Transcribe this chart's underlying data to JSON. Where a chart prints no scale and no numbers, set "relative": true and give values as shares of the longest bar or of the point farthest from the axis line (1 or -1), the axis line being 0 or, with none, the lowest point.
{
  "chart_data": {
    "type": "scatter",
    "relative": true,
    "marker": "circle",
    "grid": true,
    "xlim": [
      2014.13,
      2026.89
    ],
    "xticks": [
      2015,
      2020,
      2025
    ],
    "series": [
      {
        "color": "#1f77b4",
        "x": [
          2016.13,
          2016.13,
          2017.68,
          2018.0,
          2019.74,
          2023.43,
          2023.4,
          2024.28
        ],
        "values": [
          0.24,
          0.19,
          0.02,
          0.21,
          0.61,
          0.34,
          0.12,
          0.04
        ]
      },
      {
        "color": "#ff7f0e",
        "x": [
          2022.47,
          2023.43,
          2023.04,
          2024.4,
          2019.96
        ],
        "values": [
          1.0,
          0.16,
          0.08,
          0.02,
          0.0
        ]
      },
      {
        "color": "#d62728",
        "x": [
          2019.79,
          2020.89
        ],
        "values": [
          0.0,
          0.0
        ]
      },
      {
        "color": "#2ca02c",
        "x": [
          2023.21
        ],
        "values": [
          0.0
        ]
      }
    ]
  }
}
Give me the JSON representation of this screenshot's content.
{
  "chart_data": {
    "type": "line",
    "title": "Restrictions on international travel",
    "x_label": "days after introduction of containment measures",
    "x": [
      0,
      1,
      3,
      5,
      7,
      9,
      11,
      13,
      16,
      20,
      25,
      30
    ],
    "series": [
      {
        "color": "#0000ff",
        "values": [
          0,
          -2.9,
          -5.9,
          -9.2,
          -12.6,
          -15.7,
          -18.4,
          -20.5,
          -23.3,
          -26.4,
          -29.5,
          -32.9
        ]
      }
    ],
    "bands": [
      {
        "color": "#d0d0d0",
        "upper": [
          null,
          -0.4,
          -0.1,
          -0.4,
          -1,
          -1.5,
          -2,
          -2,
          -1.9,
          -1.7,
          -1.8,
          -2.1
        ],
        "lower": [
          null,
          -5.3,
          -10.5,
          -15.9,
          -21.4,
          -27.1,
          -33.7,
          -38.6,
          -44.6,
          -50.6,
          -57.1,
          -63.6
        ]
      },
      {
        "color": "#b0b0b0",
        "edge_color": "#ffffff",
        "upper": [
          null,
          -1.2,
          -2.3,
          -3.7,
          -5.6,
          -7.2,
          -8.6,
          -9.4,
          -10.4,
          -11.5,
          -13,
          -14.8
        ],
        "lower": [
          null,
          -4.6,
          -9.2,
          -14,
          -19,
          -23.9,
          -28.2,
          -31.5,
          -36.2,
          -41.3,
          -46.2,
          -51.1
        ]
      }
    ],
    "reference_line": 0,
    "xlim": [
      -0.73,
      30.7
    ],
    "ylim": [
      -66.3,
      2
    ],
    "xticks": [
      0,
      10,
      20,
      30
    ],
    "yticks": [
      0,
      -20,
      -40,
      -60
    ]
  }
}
----------
Exactly as shown above, return every record.

Transcribe this chart's underlying data to JSON. Where a chart prints no scale and no numbers, set "relative": true and give values as shares of the longest bar or of the point farthest from the axis line (1 or -1), the axis line being 0 or, with none, the lowest point.
{
  "chart_data": {
    "type": "scatter",
    "relative": true,
    "marker": "circle",
    "grid": true,
    "xlim": [
      2014.13,
      2026.89
    ],
    "xticks": [
      2015,
      2020,
      2025
    ],
    "series": [
      {
        "color": "#1f77b4",
        "x": [
          2016.13,
          2016.13,
          2017.68,
          2018.0,
          2019.74,
          2023.43,
          2023.4,
          2024.28
        ],
        "values": [
          0.24,
          0.19,
          0.02,
          0.21,
          0.61,
          0.34,
          0.12,
          0.04
        ]
      },
      {
        "color": "#ff7f0e",
        "x": [
          2022.47,
          2023.43,
          2023.04,
          2024.4,
          2019.96
        ],
        "values": [
          1.0,
          0.16,
          0.08,
          0.02,
          0.0
        ]
      },
      {
        "color": "#d62728",
        "x": [
          2019.79,
          2020.89
        ],
        "values": [
          0.0,
          0.0
        ]
      },
      {
        "color": "#2ca02c",
        "x": [
          2023.21
        ],
        "values": [
          0.0
        ]
      }
    ]
  }
}
Give me the JSON representation of this screenshot's content.
{
  "chart_data": {
    "type": "line",
    "title": "Restrictions on international travel",
    "x_label": "days after introduction of containment measures",
    "x": [
      0,
      1,
      3,
      5,
      7,
      9,
      11,
      13,
      16,
      20,
      25,
      30
    ],
    "series": [
      {
        "color": "#0000ff",
        "values": [
          0,
          -2.9,
          -5.9,
          -9.2,
          -12.6,
          -15.7,
          -18.4,
          -20.5,
          -23.3,
          -26.4,
          -29.5,
          -32.9
        ]
      }
    ],
    "bands": [
      {
        "color": "#d0d0d0",
        "upper": [
          null,
          -0.4,
          -0.1,
          -0.4,
          -1,
          -1.5,
          -2,
          -2,
          -1.9,
          -1.7,
          -1.8,
          -2.1
        ],
        "lower": [
          null,
          -5.3,
          -10.5,
          -15.9,
          -21.4,
          -27.1,
          -33.7,
          -38.6,
          -44.6,
          -50.6,
          -57.1,
          -63.6
        ]
      },
      {
        "color": "#b0b0b0",
        "edge_color": "#ffffff",
        "upper": [
          null,
          -1.2,
          -2.3,
          -3.7,
          -5.6,
          -7.2,
          -8.6,
          -9.4,
          -10.4,
          -11.5,
          -13,
          -14.8
        ],
        "lower": [
          null,
          -4.6,
          -9.2,
          -14,
          -19,
          -23.9,
          -28.2,
          -31.5,
          -36.2,
          -41.3,
          -46.2,
          -51.1
        ]
      }
    ],
    "reference_line": 0,
    "xlim": [
      -0.73,
      30.7
    ],
    "ylim": [
      -66.3,
      2
    ],
    "xticks": [
      0,
      10,
      20,
      30
    ],
    "yticks": [
      0,
      -20,
      -40,
      -60
    ]
  }
}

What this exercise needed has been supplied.